Passage provided:
§

The incubated “startup,” so to speak, is a concierge-style experiment in conversational commerce where customers text requests, then receive product recommendations from Walmart, Jet.com and other local retailers. The service costs $50 per month, making it more expensive than Amazon Prime, but more affordable than high-end concierge services like Hello Alfred and Magic, which gained attention in the months and years prior to JetBlack’s debut.

Walmart says the service is aimed at busy, urban parents looking for more efficient ways to shop by combining the convenience of online shopping with the expert attention of a personal assistant.

JetBlack, co-founded by Jenny Fleiss, who previously co-founded Rent the Runway, is part of its Store No. 8 incubator. Walmart reported in September 2018 — only a few months after launch — that JetBlack members were spending an average of $300 a week for products because the ease of the service encourages more frequent purchases, The Wall Street Journal said. The average shopper was buying more than 10 items per week as of March 2019, but the company declined to say how many products were Walmart items.

Walmart didn’t say much more about JetBlack today at its shareholders’ meeting — only the new metrics related to the increased average spend and engagement.

“It brings conversational commerce to life. Customers absolutely love it,” said Walmart’s U.S. eCommerce CEO, Marc Lore, while relating a number of e-commerce updates to the crowd.

§

Work to complete:
1. Answer these questions from the JetBlack article:
(a) How much does the service cost each month?
(b) Who co-founded JetBlack?
(c) How many items was the average shopper buying per week as of March 2019?
2. List every organization, service, or publication the JetBlack article names, leaving out Walmart and JetBlack.
3. In the JetBlack article, rewrite the part from "Walmart didn’t say" to "to the crowd.", changing "crowd" to "audience".

Available data:
§

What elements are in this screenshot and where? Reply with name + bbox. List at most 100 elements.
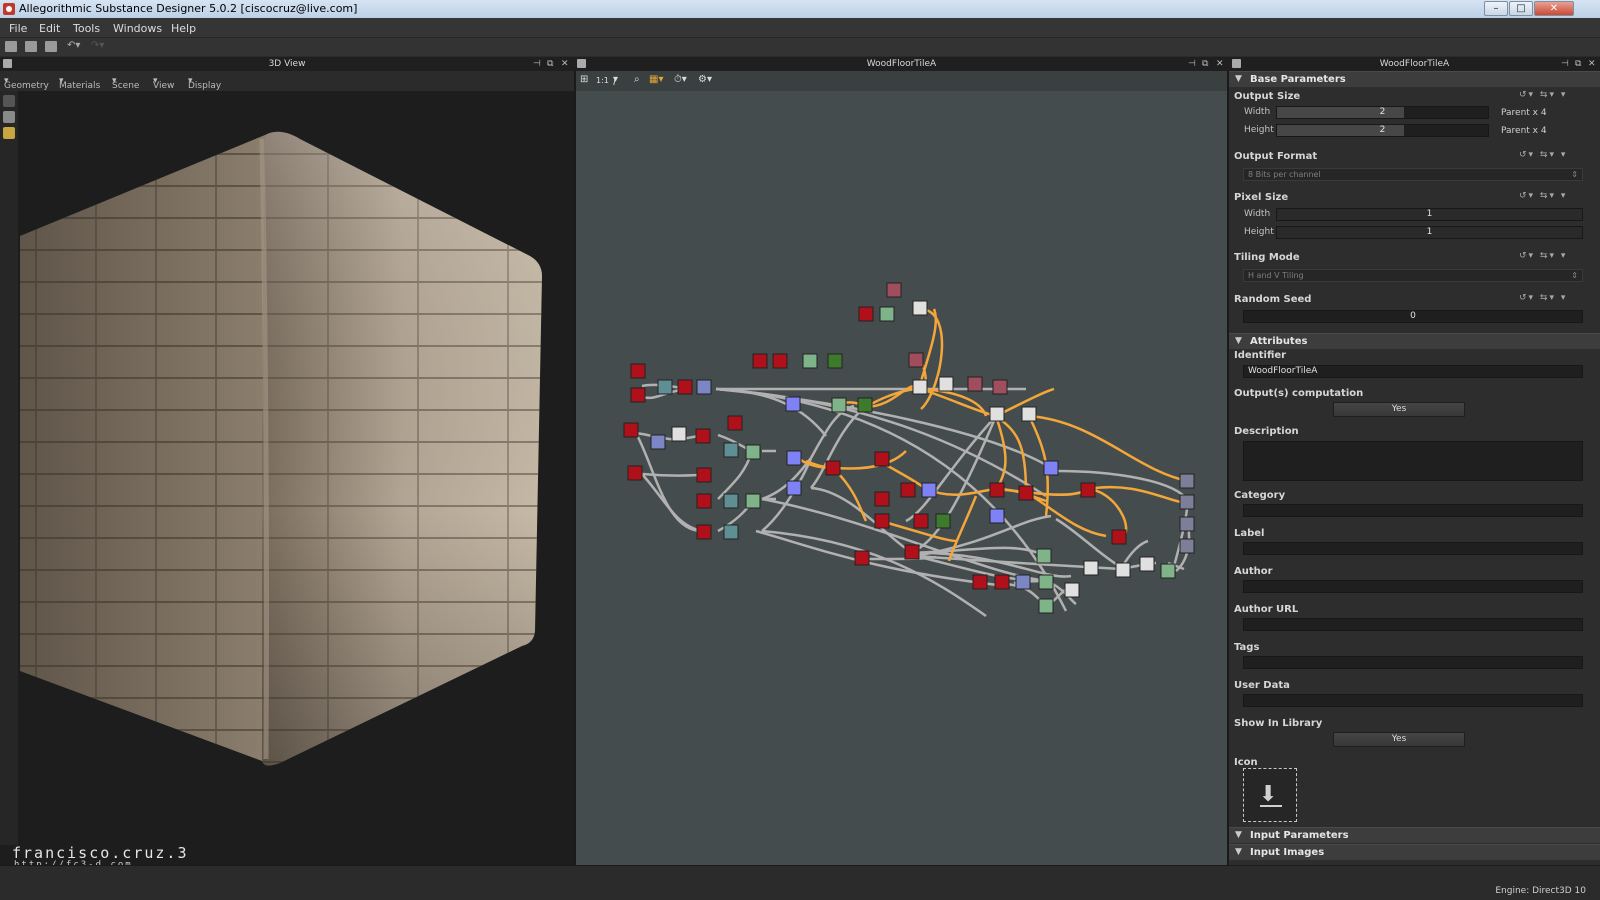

§

Solutions below:
1.
(a) $50 per month
(b) Jenny Fleiss
(c) More than 10 items

2. Jet.com, Amazon Prime, Hello Alfred, Magic, Rent the Runway, Store No. 8, The Wall Street Journal

3.
Walmart didn’t say much more about JetBlack today at its shareholders’ meeting — only the new metrics related to the increased average spend and engagement.

“It brings conversational commerce to life. Customers absolutely love it,” said Walmart’s U.S. eCommerce CEO, Marc Lore, while relating a number of e-commerce updates to the audience.